*Extract to read*
OF COURSE I AGREE WITH THIS PRIEST BUT I HAVE BECOME SO CYNICAL ABOUT THE MAGISTERIUM, MEANING ALL THE BISHOPS OF THE CHURCH TO INCLUDE THE POPE GIVING A FLYING FLIP OVER ALL THE ACTUAL STATISTICS AND THE ONLY WAY TO TURN THINGS AROUND--WHAT THIS PRIEST WRITES!

From ChurchPop:

A Priest Explains the Hard Truth About Why the Church Is In Decline

by -
ikayama, Flickr, CC BY-NC-SA 2.0
I spend a lot of time thinking, reading, and praying about why the Church is decline in this country.
The influx of immigrants from Latin America hides the number decline. Even with this influx, every measurable indicator is down: baptisms, confirmations, marriages, priestly ordinations, numbers of men’s and women’s religious, children in parochial schools and religion programs. It is grim.

*Source excerpt*

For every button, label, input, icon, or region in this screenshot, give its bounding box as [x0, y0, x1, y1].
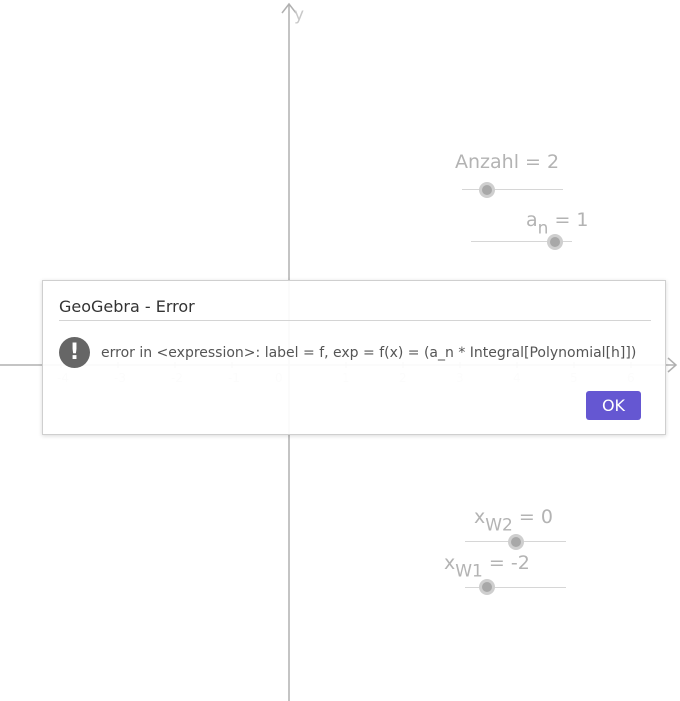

*Required actions*
(A) Answer these questions about the post on the Church's decline, one answer per line:
(i) From which site was the priest's article taken?
(ii) According to the priest, what hides the decline in numbers?
(iii) Which indicators does the priest list as down?
(B) Repeat the post on the Church's decline word for word from "A Priest Explains" to "in this country.".
(C) Go on with the post on the Church's decline, starting after its last sentence.
The data has no connection to the post on the Church's decline.

*Answer set*
(A)
(i) ChurchPop
(ii) The influx of immigrants from Latin America
(iii) Baptisms, confirmations, marriages, priestly ordinations, numbers of men's and women's religious, and children in parochial schools and religion programs

(B)
A Priest Explains the Hard Truth About Why the Church Is In Decline

by -
ikayama, Flickr, CC BY-NC-SA 2.0
I spend a lot of time thinking, reading, and praying about why the Church is decline in this country.

(C)
How did we get here?
The major error was ditching the transcendent. We domesticated God. We became functional Arians. (This doesn’t mean racist, that would be Aryans.) It means we act as if Jesus was merely human, that He is a guru, self-help teacher, social worker extraordinaire.
To be sure, I am not talking about every parish. But as a Church in this country, we took our eyes off the ball.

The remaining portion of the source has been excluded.